TO BE DONE:
Report how many lines hold the string "Total". Give the number and nothing else.

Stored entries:
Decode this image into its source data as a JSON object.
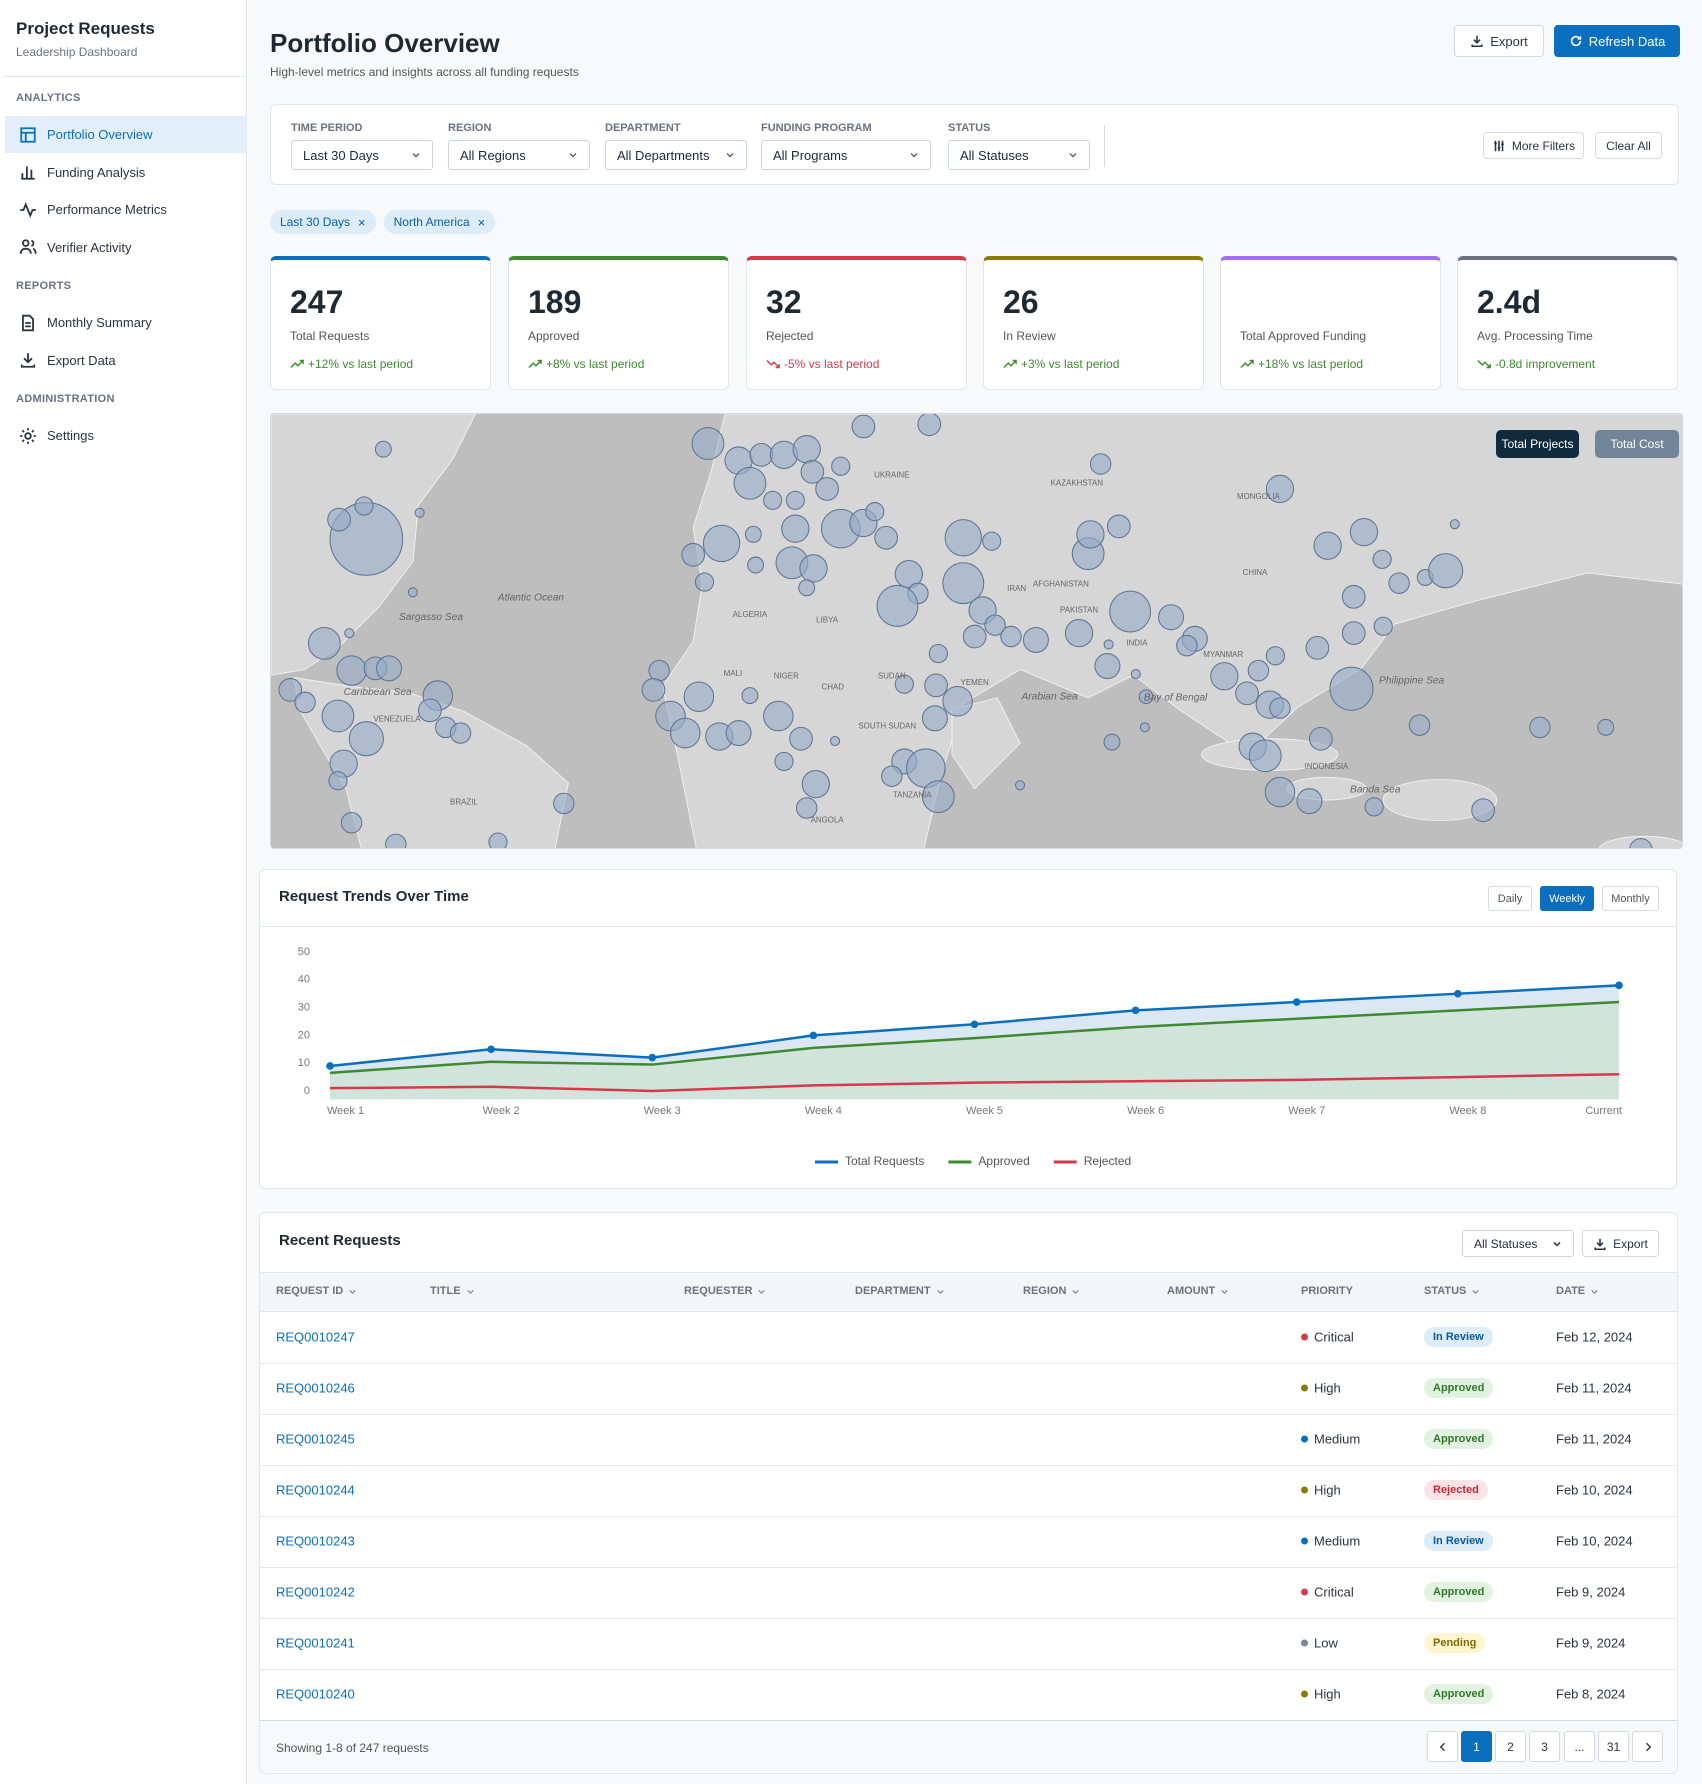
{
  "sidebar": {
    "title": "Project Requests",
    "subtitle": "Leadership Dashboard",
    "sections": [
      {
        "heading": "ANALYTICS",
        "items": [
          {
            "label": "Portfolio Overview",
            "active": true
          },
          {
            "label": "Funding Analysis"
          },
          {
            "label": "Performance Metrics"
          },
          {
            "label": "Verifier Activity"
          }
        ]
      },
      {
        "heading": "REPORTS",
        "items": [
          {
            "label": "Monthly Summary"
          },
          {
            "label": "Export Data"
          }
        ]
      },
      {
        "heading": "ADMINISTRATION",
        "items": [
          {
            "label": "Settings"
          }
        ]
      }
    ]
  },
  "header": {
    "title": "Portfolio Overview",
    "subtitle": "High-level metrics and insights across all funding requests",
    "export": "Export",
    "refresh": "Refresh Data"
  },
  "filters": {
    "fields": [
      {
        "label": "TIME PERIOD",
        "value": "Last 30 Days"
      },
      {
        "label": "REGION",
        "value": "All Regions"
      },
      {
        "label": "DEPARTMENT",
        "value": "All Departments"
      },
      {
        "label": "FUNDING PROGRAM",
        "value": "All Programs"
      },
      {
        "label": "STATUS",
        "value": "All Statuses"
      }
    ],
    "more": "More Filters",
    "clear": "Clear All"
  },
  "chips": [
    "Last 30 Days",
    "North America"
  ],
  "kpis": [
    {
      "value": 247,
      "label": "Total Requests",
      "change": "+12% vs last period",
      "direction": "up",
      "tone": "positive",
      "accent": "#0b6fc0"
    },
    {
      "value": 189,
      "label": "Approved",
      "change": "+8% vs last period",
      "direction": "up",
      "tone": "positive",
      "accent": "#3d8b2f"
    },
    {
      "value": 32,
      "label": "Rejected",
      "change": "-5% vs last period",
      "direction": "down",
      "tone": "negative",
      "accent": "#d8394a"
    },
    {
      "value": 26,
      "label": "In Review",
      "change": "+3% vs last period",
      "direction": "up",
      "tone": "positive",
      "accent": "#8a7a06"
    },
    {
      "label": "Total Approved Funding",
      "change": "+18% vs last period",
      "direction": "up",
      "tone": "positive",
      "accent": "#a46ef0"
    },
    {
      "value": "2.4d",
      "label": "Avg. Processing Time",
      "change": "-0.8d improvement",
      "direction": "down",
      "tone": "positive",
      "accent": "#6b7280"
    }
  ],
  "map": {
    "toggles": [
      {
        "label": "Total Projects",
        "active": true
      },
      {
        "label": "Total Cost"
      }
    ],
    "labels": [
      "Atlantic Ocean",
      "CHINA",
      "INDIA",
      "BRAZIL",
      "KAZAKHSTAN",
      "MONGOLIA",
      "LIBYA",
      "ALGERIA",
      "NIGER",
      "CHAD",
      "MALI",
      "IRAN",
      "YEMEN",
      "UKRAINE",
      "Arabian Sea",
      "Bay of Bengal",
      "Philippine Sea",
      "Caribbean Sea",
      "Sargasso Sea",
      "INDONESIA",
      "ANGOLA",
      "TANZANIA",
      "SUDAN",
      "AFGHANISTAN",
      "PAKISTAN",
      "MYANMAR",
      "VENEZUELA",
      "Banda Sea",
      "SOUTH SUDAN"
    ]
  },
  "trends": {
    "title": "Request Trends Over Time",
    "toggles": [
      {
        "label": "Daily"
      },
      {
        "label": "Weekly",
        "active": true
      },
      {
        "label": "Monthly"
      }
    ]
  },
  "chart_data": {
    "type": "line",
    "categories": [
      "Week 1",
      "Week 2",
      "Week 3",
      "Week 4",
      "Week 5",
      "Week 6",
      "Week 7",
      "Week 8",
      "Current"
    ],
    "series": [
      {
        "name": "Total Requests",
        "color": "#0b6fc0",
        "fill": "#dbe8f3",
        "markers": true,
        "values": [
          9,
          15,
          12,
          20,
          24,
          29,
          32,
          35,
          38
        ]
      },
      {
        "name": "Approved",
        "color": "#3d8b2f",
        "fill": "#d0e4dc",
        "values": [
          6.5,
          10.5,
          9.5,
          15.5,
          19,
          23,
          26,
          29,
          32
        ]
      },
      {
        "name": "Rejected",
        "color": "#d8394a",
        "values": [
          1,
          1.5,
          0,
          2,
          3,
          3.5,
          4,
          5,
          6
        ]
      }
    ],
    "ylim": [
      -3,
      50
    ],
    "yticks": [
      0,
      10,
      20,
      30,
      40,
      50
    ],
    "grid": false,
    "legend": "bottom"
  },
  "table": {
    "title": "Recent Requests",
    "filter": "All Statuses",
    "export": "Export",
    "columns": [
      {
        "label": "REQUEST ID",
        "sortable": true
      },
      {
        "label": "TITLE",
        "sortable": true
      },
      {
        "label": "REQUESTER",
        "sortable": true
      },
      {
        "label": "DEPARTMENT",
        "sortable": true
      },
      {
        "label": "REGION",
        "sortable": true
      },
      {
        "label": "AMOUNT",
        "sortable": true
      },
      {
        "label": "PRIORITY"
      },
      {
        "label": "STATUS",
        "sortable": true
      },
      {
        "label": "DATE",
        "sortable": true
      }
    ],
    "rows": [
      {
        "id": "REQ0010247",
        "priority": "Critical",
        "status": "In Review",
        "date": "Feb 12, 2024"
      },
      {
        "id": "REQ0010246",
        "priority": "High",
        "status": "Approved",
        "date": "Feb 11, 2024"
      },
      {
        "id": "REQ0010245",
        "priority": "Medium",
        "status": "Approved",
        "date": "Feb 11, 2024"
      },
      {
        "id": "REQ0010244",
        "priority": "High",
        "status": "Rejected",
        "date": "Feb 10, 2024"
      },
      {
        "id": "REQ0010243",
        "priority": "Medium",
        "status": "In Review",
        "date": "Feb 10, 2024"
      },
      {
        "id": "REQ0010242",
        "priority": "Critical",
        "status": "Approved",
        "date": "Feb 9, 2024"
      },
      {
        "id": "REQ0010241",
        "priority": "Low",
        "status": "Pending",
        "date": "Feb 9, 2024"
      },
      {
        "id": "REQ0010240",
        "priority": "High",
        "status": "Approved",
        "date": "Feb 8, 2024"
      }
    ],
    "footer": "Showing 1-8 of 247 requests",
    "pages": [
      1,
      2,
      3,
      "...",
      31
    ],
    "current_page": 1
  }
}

TASK SOLUTION:
5